# [RECORDS TO PROCESS]
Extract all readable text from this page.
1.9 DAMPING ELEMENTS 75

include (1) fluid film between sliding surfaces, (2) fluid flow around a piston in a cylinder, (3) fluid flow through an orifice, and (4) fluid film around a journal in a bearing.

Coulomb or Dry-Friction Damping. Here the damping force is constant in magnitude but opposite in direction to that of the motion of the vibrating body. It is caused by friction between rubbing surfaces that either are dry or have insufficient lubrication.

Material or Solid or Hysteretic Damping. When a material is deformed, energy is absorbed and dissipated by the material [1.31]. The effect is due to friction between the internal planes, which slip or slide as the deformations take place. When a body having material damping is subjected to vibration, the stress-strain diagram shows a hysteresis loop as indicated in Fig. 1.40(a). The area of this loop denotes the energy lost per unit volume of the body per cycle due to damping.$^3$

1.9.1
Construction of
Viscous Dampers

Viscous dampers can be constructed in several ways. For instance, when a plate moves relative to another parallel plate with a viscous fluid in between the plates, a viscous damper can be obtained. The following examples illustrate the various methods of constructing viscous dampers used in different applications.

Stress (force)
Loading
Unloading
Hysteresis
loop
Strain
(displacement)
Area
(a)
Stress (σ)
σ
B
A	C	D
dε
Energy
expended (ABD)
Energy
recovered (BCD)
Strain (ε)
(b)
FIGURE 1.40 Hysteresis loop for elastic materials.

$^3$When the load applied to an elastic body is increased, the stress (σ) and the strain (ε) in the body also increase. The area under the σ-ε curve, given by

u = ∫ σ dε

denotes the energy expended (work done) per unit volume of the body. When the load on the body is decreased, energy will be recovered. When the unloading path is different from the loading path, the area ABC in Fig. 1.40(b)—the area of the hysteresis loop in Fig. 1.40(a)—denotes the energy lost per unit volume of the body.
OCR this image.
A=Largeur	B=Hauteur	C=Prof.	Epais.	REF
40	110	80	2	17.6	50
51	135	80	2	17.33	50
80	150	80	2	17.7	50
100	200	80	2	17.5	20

# [WHAT THE TASK REQUIRES]
All of the data above should be transcribed exactly.

# [WORKED ANSWER]
Extract all readable text from this page.
1.9 DAMPING ELEMENTS 75

include (1) fluid film between sliding surfaces, (2) fluid flow around a piston in a cylinder, (3) fluid flow through an orifice, and (4) fluid film around a journal in a bearing.

Coulomb or Dry-Friction Damping. Here the damping force is constant in magnitude but opposite in direction to that of the motion of the vibrating body. It is caused by friction between rubbing surfaces that either are dry or have insufficient lubrication.

Material or Solid or Hysteretic Damping. When a material is deformed, energy is absorbed and dissipated by the material [1.31]. The effect is due to friction between the internal planes, which slip or slide as the deformations take place. When a body having material damping is subjected to vibration, the stress-strain diagram shows a hysteresis loop as indicated in Fig. 1.40(a). The area of this loop denotes the energy lost per unit volume of the body per cycle due to damping.$^3$

1.9.1
Construction of
Viscous Dampers

Viscous dampers can be constructed in several ways. For instance, when a plate moves relative to another parallel plate with a viscous fluid in between the plates, a viscous damper can be obtained. The following examples illustrate the various methods of constructing viscous dampers used in different applications.

Stress (force)
Loading
Unloading
Hysteresis
loop
Strain
(displacement)
Area
(a)
Stress (σ)
σ
B
A	C	D
dε
Energy
expended (ABD)
Energy
recovered (BCD)
Strain (ε)
(b)
FIGURE 1.40 Hysteresis loop for elastic materials.

$^3$When the load applied to an elastic body is increased, the stress (σ) and the strain (ε) in the body also increase. The area under the σ-ε curve, given by

u = ∫ σ dε

denotes the energy expended (work done) per unit volume of the body. When the load on the body is decreased, energy will be recovered. When the unloading path is different from the loading path, the area ABC in Fig. 1.40(b)—the area of the hysteresis loop in Fig. 1.40(a)—denotes the energy lost per unit volume of the body.
OCR this image.
A=Largeur	B=Hauteur	C=Prof.	Epais.	REF
40	110	80	2	17.6	50
51	135	80	2	17.33	50
80	150	80	2	17.7	50
100	200	80	2	17.5	20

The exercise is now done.